> WHAT IS REQUIRED:
Your task is to print every entry below exactly as given.

—————

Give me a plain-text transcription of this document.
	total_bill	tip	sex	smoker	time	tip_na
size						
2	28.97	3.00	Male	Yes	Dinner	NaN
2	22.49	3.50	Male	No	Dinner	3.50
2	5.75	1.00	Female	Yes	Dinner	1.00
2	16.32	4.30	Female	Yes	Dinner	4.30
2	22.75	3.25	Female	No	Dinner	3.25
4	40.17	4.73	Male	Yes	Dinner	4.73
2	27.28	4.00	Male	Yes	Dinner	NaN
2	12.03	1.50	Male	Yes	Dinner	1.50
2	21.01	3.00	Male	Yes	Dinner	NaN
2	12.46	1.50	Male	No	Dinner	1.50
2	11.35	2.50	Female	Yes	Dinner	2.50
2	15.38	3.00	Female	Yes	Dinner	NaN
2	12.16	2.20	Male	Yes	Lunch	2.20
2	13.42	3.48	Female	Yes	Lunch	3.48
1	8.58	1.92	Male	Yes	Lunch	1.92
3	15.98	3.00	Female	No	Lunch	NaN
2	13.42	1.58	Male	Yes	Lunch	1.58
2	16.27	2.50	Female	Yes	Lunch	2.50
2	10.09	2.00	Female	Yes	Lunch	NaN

—————

> EXERCISE SOLUTION:
Give me a plain-text transcription of this document.
	total_bill	tip	sex	smoker	time	tip_na
size						
2	28.97	3.00	Male	Yes	Dinner	NaN
2	22.49	3.50	Male	No	Dinner	3.50
2	5.75	1.00	Female	Yes	Dinner	1.00
2	16.32	4.30	Female	Yes	Dinner	4.30
2	22.75	3.25	Female	No	Dinner	3.25
4	40.17	4.73	Male	Yes	Dinner	4.73
2	27.28	4.00	Male	Yes	Dinner	NaN
2	12.03	1.50	Male	Yes	Dinner	1.50
2	21.01	3.00	Male	Yes	Dinner	NaN
2	12.46	1.50	Male	No	Dinner	1.50
2	11.35	2.50	Female	Yes	Dinner	2.50
2	15.38	3.00	Female	Yes	Dinner	NaN
2	12.16	2.20	Male	Yes	Lunch	2.20
2	13.42	3.48	Female	Yes	Lunch	3.48
1	8.58	1.92	Male	Yes	Lunch	1.92
3	15.98	3.00	Female	No	Lunch	NaN
2	13.42	1.58	Male	Yes	Lunch	1.58
2	16.27	2.50	Female	Yes	Lunch	2.50
2	10.09	2.00	Female	Yes	Lunch	NaN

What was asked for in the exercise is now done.